Instruções da tarefa — Reproduza fielmente, da crítica ao Caderno de Imagens mais abaixo, tudo o que vai desde "José Luís Neto, Caderno" até "edição singular.", inclusive.

Texto do documento —
──────────────────────────────
José Luís Neto, Caderno de Imagens, com curadoria de João Francisco Figueira e Vítor Silva |
Realismo e visibilidade
Nuno Crespo
(ípsilon, 10.08.2012)
Esta é uma
edição singular.
Não só porque a
sua arquitectura
é pouco comum
— composta por fragmentos de
textos justapostos às reproduções
das imagens —, como porque ao
habitual estatuto e à habitual
pompa das edições dos livros de
fotografia prefere os agrafos, uma
capa em papel pardo e uma
impressão excelente num papel
convencional. O resultado é um
“caderno de imagens” que além
de reproduzir um conjunto de
trabalhos de José Luis Neto (n.
Satão, 1966) também reproduz
uma sucessão de fragmentos de
textos de autores como Deleuze,
Blanchot, Proust, entre outros, e
estabelece uma posição acerca da
fotografia, da sua relação com o
mundo, com os seus objectos e a
sua actividade. As imagens de José
Luis Neto invocam questões sobre
o dispositivo, a percepção e a
tensão figuração/abstracção.
──────────────────────────────
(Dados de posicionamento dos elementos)
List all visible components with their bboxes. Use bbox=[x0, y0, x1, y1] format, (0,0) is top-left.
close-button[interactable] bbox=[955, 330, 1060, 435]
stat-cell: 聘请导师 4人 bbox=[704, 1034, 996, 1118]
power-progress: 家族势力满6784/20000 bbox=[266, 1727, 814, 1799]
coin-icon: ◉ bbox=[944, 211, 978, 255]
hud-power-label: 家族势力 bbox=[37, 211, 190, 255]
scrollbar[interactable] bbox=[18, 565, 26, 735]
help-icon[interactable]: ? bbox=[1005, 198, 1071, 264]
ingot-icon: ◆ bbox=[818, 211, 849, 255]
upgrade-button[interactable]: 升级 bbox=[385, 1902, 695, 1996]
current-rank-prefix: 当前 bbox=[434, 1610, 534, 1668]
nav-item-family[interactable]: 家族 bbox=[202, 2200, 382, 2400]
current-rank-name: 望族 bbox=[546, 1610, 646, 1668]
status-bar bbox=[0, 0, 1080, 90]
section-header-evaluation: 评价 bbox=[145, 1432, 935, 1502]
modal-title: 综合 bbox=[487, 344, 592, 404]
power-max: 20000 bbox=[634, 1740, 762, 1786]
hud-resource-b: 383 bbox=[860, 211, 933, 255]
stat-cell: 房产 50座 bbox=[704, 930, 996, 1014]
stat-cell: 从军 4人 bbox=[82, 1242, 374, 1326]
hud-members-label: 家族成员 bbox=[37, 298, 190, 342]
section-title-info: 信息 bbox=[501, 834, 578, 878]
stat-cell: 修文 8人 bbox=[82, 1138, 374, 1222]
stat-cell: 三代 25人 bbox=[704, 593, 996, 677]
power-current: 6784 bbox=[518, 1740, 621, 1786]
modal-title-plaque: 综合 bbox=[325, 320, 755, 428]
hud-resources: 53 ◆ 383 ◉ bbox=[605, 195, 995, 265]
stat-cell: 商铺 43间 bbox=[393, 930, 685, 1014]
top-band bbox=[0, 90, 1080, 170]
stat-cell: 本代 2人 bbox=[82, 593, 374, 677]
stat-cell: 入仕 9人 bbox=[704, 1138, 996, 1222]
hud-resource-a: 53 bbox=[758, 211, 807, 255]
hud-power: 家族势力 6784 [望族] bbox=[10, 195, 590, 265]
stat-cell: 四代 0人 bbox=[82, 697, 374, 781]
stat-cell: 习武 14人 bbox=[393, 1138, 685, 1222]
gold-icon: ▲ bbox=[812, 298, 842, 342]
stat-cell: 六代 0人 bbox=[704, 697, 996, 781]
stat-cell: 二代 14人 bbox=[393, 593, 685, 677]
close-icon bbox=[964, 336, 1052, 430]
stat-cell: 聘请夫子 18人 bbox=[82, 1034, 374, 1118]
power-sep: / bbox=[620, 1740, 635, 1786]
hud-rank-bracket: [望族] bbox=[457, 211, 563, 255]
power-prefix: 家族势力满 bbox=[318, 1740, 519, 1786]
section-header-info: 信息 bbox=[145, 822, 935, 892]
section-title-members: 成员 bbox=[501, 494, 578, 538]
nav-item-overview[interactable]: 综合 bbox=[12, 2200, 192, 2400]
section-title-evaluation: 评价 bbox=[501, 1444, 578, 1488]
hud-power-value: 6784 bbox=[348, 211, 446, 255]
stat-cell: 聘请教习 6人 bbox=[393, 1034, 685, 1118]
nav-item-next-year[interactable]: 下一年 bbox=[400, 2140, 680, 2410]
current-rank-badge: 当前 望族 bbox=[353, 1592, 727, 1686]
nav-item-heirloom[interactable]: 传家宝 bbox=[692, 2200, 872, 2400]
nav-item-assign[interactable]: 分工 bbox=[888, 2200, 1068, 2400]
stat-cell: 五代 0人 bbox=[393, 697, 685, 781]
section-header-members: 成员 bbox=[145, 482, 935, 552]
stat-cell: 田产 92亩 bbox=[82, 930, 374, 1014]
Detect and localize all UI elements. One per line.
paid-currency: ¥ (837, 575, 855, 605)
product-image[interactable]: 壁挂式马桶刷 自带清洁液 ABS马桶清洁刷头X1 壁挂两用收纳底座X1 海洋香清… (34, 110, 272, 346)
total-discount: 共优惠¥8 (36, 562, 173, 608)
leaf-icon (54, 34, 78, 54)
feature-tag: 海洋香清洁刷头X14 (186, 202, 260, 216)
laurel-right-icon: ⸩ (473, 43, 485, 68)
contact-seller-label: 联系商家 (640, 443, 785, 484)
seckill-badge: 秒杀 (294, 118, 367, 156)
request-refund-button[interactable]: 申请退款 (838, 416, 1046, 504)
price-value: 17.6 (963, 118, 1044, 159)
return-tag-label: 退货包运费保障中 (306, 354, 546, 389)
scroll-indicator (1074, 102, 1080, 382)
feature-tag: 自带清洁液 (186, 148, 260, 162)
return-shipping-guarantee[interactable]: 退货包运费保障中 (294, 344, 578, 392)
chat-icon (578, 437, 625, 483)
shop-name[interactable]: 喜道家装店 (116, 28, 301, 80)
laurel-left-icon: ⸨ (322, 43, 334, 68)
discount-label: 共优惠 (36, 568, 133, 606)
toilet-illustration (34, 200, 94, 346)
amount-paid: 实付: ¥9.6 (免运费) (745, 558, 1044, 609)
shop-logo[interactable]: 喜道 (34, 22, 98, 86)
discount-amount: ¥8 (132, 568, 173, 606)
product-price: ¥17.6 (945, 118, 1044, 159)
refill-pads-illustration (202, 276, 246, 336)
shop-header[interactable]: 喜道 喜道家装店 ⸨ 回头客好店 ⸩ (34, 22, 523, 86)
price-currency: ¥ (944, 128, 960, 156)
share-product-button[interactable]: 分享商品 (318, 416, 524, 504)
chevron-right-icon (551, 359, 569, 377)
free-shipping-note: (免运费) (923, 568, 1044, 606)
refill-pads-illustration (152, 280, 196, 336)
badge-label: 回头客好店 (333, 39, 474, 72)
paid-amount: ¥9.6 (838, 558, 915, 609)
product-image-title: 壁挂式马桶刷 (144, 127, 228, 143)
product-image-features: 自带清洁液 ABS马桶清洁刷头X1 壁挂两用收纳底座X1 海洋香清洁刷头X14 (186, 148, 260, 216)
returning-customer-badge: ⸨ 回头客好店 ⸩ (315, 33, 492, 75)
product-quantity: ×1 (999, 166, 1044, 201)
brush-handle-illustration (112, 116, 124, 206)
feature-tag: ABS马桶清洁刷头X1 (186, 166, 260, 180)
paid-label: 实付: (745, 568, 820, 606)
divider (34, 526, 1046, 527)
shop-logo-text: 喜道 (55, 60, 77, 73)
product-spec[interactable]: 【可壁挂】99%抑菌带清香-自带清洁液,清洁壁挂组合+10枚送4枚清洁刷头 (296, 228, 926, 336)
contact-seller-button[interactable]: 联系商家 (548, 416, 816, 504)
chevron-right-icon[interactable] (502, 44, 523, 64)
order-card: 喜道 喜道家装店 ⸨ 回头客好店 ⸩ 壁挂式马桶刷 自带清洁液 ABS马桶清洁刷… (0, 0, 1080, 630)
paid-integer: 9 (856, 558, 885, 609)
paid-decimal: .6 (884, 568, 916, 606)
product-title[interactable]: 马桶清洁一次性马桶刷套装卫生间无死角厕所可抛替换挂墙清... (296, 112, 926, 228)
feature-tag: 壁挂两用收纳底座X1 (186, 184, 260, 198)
──────────────────────────────
Resposta da tarefa —
José Luís Neto, Caderno de Imagens, com curadoria de João Francisco Figueira e Vítor Silva |
Realismo e visibilidade
Nuno Crespo
(ípsilon, 10.08.2012)
Esta é uma
edição singular.